PAGE »
════════════════

English actor (born 1997)

Kai Alexander (born 7 June 1997) is an English actor. He gained recognition for his standout performances portraying Lyle Jennings in Dept. Q (2025) and World War II veteran Sgt. William Quinn in the Steven Spielberg and Tom Hanks war drama, Masters of the Air. He is set to appear in the feature film Anxious People.

== Early life and education ==
Alexander was born and raised in the Midlands. A musician from a young age, he learned piano as a child and later played drums in youth jazz orchestras. As a child Kai appeared in a Honey Monster TV commercial directed by Garth Jennings. At 16, he relocated to London after earning a place at the Arts Educational Schools (ArtsEd) to train in acting.

== Career ==
After leaving drama school, Alexander landed his first lead screen role as William in the BBC Three drama short Oakwood. In 2017, he joined the cast of the award winning Channel 4 comedy Catastrophe in the recurring role of Jeffrey, the on-screen child of characters played by Ashley Jensen and Mark Bonnar. In 2019, he reprised his role in the fourth and final season of Catastrophe and later appeared in Netflix's The Stranger, an adaptation of the novel by Harlan Coben.

════════════════

Dataset rows »

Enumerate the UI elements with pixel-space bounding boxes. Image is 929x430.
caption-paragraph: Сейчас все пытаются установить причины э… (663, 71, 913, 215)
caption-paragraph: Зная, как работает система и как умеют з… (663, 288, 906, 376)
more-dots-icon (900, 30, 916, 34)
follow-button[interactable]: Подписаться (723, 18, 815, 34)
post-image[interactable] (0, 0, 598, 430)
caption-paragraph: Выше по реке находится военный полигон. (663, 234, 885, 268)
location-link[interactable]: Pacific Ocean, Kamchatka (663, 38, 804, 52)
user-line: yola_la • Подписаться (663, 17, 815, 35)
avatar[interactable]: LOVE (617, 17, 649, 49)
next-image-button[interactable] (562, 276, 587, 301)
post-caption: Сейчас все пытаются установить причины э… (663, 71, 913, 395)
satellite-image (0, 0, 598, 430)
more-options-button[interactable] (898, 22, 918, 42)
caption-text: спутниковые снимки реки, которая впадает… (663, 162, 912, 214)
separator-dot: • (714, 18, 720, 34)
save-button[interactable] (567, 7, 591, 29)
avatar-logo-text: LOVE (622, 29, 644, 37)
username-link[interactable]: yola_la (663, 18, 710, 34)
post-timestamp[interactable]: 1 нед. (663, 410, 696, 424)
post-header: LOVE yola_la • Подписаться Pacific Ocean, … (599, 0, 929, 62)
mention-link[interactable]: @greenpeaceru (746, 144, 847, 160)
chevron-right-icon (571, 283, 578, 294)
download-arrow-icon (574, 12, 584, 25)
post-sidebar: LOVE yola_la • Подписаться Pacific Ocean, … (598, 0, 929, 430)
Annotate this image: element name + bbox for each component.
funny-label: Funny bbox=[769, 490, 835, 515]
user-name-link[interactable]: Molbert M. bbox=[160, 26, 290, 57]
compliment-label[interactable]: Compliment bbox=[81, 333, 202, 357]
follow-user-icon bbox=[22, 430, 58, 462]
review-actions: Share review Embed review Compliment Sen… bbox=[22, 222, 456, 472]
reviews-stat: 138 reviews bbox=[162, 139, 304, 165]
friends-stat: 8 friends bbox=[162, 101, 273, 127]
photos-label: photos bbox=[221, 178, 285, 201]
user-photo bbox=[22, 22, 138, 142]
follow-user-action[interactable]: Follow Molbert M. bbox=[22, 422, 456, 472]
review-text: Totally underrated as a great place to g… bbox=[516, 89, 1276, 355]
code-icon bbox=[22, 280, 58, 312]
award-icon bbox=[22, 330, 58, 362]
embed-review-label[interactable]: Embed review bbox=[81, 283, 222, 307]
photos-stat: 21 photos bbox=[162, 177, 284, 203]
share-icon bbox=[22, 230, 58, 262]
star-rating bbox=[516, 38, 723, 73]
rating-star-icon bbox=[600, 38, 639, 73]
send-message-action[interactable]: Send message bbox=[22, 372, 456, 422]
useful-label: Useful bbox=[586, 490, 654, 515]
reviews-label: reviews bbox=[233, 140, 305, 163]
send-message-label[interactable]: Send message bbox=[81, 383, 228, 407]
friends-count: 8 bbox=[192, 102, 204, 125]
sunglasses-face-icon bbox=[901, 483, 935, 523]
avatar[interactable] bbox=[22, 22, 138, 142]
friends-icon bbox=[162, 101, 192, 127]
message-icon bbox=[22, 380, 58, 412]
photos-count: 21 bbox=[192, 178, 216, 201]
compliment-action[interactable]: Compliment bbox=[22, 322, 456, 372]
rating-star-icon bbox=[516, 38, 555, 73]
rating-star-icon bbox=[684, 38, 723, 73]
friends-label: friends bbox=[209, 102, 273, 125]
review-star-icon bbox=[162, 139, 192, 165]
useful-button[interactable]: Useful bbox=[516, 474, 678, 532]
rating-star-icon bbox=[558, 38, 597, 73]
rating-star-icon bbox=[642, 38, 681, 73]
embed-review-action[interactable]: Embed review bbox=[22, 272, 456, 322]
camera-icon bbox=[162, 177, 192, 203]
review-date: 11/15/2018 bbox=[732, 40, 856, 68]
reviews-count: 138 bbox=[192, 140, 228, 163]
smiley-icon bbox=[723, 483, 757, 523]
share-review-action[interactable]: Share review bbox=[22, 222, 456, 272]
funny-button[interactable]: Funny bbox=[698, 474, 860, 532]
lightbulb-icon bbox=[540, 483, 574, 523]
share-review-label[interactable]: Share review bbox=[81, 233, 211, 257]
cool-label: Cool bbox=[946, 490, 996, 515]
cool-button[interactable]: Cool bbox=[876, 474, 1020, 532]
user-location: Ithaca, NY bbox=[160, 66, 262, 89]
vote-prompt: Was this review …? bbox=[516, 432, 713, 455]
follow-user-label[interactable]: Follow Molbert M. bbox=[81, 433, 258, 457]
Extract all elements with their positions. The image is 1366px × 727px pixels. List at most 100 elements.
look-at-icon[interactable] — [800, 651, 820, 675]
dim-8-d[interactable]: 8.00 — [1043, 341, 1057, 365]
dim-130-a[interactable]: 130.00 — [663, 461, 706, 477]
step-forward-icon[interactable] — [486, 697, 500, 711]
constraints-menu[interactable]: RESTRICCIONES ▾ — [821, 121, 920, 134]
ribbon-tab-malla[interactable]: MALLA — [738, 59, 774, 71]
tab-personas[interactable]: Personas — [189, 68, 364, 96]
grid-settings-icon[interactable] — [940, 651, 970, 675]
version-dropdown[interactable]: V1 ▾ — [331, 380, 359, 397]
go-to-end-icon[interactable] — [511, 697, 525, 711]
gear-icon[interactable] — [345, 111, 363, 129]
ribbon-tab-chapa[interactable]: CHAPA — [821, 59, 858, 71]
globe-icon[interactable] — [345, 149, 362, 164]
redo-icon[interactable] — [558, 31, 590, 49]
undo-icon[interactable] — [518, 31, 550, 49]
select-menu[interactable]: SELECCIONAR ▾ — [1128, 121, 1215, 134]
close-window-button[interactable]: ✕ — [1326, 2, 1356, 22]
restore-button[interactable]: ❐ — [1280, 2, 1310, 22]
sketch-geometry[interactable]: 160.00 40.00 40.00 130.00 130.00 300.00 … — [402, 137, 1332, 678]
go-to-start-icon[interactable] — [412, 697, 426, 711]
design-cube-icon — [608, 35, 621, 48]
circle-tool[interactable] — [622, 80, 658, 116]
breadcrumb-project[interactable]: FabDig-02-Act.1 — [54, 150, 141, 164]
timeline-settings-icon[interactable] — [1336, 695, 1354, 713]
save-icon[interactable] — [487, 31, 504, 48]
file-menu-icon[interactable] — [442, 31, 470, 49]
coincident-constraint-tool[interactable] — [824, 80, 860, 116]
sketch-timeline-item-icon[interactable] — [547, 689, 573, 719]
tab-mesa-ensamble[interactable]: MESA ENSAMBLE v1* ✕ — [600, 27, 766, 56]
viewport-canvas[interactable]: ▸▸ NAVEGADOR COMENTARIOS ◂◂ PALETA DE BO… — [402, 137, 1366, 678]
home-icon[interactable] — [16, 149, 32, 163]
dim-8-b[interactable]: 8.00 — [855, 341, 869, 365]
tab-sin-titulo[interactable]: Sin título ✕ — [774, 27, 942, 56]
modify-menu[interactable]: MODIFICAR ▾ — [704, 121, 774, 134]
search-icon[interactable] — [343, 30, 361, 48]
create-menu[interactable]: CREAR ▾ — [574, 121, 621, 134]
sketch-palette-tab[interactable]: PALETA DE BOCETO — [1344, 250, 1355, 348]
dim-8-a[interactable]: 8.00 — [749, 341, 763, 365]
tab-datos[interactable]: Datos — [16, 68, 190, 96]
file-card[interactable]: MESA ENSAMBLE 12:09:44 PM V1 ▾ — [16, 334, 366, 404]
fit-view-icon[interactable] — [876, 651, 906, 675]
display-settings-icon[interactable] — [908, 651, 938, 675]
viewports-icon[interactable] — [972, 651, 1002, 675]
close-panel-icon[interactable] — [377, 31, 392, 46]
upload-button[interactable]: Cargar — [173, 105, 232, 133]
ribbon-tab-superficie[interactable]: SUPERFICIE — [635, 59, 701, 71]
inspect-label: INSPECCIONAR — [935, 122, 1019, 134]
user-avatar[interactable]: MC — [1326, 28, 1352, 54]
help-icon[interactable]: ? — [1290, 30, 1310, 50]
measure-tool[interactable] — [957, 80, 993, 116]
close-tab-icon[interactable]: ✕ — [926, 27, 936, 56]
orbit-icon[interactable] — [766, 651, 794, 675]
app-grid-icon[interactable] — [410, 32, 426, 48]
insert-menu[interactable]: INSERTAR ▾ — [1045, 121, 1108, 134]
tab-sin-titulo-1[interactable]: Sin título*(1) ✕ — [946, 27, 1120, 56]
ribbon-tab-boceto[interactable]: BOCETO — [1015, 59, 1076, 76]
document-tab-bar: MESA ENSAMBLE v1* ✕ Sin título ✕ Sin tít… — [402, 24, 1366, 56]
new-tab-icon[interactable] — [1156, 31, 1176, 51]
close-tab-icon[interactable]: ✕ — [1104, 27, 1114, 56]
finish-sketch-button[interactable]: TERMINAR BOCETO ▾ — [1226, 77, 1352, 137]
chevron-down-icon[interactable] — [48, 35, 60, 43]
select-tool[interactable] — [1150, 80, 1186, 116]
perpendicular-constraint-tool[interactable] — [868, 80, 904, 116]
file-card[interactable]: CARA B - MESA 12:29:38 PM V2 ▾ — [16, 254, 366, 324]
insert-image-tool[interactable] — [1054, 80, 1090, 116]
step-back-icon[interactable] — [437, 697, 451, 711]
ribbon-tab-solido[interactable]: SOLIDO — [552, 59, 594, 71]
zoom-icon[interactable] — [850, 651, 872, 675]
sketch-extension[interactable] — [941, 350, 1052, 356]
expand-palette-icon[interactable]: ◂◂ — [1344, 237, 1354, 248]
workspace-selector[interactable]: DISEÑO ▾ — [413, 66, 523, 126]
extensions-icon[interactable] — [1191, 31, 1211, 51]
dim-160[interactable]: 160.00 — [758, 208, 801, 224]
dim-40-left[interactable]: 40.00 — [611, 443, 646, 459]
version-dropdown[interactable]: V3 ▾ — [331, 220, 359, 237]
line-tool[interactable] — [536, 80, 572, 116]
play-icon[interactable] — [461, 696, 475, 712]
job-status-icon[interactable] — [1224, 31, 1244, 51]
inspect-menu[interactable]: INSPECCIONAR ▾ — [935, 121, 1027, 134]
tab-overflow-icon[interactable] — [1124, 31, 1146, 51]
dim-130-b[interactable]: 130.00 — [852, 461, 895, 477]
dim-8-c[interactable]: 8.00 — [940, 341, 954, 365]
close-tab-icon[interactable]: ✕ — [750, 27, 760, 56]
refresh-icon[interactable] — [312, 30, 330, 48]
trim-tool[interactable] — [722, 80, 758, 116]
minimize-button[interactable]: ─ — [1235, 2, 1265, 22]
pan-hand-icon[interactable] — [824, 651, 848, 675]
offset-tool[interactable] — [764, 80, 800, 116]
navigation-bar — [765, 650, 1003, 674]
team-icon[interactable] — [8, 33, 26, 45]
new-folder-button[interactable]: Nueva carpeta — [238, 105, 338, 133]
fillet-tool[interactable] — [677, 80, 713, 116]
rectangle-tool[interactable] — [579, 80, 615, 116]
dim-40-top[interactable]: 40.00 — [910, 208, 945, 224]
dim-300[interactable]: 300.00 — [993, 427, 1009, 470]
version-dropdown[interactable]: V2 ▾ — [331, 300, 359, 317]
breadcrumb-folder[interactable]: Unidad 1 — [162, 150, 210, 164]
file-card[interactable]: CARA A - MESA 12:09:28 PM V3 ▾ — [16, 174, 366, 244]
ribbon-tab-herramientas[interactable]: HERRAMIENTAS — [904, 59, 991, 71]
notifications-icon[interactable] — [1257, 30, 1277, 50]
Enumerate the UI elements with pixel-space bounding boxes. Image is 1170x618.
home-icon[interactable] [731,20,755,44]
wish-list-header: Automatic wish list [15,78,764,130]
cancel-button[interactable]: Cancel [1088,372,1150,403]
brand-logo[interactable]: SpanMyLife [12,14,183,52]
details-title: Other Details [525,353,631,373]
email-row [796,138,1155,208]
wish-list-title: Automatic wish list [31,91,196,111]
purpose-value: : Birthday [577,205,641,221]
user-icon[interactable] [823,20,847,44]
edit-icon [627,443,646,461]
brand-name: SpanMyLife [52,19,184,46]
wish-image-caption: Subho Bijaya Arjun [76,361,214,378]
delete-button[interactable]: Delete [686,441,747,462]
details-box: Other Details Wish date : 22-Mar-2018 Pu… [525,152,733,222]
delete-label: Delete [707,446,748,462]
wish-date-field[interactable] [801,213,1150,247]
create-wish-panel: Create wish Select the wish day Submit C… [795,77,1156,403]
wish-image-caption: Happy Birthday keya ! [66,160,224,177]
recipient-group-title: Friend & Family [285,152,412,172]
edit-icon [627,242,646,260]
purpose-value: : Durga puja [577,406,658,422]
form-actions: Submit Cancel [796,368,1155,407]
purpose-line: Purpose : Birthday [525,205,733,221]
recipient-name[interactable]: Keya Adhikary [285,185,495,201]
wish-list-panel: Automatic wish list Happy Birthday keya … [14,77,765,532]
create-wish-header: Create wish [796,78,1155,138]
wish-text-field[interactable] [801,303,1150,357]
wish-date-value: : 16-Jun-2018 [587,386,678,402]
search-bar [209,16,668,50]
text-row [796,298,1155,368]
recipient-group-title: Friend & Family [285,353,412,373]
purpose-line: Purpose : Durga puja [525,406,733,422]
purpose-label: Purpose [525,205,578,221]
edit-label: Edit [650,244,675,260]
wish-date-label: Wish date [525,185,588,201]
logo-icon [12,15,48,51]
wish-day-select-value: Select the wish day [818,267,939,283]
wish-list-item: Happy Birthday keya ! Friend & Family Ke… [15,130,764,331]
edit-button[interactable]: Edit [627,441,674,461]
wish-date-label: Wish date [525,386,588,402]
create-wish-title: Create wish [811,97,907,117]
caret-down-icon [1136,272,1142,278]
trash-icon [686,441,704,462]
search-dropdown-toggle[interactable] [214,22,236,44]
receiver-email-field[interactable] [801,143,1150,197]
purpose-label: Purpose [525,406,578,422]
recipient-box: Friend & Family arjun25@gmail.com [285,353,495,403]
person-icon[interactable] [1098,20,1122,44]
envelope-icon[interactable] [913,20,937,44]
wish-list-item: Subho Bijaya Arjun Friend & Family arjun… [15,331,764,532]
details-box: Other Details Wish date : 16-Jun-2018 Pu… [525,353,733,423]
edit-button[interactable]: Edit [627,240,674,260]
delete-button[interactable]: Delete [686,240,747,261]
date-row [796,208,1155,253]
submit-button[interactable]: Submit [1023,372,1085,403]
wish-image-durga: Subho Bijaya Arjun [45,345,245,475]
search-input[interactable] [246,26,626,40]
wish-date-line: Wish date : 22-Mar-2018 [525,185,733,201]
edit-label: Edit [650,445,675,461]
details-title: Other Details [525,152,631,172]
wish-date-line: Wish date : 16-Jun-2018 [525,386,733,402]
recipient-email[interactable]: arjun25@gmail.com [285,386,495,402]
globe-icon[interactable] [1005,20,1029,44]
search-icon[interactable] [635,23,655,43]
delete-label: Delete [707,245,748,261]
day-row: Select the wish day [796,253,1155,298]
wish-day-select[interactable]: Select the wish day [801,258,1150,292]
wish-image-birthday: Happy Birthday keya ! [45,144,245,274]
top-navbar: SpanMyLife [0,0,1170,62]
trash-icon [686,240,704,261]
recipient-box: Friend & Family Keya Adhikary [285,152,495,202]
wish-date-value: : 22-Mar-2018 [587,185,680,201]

════════════════

WHAT TO DO »
[a] From the Kai Alexander profile, list the titles of every film, series and drama short named as a production he has appeared in or is set to appear in.
[b] For each statement, answer yes or no according to the Kai Alexander profile, and quote the words that decide it.
(i) He learned drums as a child.
(ii) He moved to London at age 16.
(iii) In Catastrophe, Jeffrey is the on-screen child of characters played by Ashley Jensen and Mark Bonnar.
[c] From the Kai Alexander profile, reproduce verbatim the part that opens with the words containing "Kai Alexander (born" and closes with "film Anxious People.".
The dataset rows are not needed for any of this work.

ANSWERS PROVIDED »
[a]
- Dept. Q
- Masters of the Air
- Anxious People
- Oakwood
- Catastrophe
- The Stranger

[b]
(i) No: "he learned piano as a child and later played drums in youth jazz orchestras"
(ii) Yes: "At 16, he relocated to London"
(iii) Yes: "the recurring role of Jeffrey, the on-screen child of characters played by Ashley Jensen and Mark Bonnar"

[c]
Kai Alexander (born 7 June 1997) is an English actor. He gained recognition for his standout performances portraying Lyle Jennings in Dept. Q (2025) and World War II veteran Sgt. William Quinn in the Steven Spielberg and Tom Hanks war drama, Masters of the Air. He is set to appear in the feature film Anxious People.